> **STORED ROWS**

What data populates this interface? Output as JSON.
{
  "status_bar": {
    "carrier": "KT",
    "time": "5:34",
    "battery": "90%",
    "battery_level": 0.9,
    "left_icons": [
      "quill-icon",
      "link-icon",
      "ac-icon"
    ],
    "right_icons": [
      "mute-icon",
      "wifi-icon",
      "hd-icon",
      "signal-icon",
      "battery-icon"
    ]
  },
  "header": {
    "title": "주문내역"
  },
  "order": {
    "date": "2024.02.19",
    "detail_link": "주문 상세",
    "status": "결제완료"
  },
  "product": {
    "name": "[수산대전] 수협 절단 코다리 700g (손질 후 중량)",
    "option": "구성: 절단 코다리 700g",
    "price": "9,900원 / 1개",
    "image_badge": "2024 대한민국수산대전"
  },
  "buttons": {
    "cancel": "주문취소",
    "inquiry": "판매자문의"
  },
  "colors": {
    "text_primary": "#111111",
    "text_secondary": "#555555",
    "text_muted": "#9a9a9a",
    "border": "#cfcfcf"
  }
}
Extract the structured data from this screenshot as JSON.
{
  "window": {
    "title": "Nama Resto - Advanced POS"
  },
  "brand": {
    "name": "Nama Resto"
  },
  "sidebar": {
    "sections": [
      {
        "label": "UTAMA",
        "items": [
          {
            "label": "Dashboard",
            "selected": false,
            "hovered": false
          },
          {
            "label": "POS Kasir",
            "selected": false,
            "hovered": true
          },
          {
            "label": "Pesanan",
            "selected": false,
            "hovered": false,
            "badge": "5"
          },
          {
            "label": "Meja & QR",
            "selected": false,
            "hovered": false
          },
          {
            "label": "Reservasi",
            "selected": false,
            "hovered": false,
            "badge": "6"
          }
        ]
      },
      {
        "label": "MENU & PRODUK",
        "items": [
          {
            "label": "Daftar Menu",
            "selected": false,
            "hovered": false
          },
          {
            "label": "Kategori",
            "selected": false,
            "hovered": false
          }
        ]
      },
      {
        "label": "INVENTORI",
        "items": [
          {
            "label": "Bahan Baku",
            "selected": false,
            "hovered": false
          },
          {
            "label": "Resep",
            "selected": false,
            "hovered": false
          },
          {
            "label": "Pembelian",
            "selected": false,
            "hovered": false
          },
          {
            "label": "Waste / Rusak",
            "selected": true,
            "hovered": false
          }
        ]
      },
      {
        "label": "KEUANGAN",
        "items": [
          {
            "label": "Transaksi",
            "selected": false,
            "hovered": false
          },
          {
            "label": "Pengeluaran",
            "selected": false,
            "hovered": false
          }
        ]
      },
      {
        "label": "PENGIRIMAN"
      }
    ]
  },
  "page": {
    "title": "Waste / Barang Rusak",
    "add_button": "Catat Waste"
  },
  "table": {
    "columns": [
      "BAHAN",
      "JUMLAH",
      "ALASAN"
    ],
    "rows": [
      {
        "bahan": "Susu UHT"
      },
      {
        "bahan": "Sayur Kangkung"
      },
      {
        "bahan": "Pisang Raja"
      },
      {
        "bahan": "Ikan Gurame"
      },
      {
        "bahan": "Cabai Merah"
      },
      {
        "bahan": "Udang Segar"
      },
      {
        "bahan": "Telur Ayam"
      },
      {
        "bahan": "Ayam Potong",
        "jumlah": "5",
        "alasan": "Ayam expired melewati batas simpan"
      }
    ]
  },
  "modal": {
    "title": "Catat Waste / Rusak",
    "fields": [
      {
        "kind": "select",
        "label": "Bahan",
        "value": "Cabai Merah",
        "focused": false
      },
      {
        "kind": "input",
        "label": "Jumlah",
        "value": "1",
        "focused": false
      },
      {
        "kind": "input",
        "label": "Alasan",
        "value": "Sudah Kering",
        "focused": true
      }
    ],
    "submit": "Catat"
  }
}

> **TASK DIRECTIONS**
Write out every line of the data that holds the word "title".

> **THE OUTPUT**
    "title": "주문내역"
    "title": "Nama Resto - Advanced POS"
    "title": "Waste / Barang Rusak",
    "title": "Catat Waste / Rusak",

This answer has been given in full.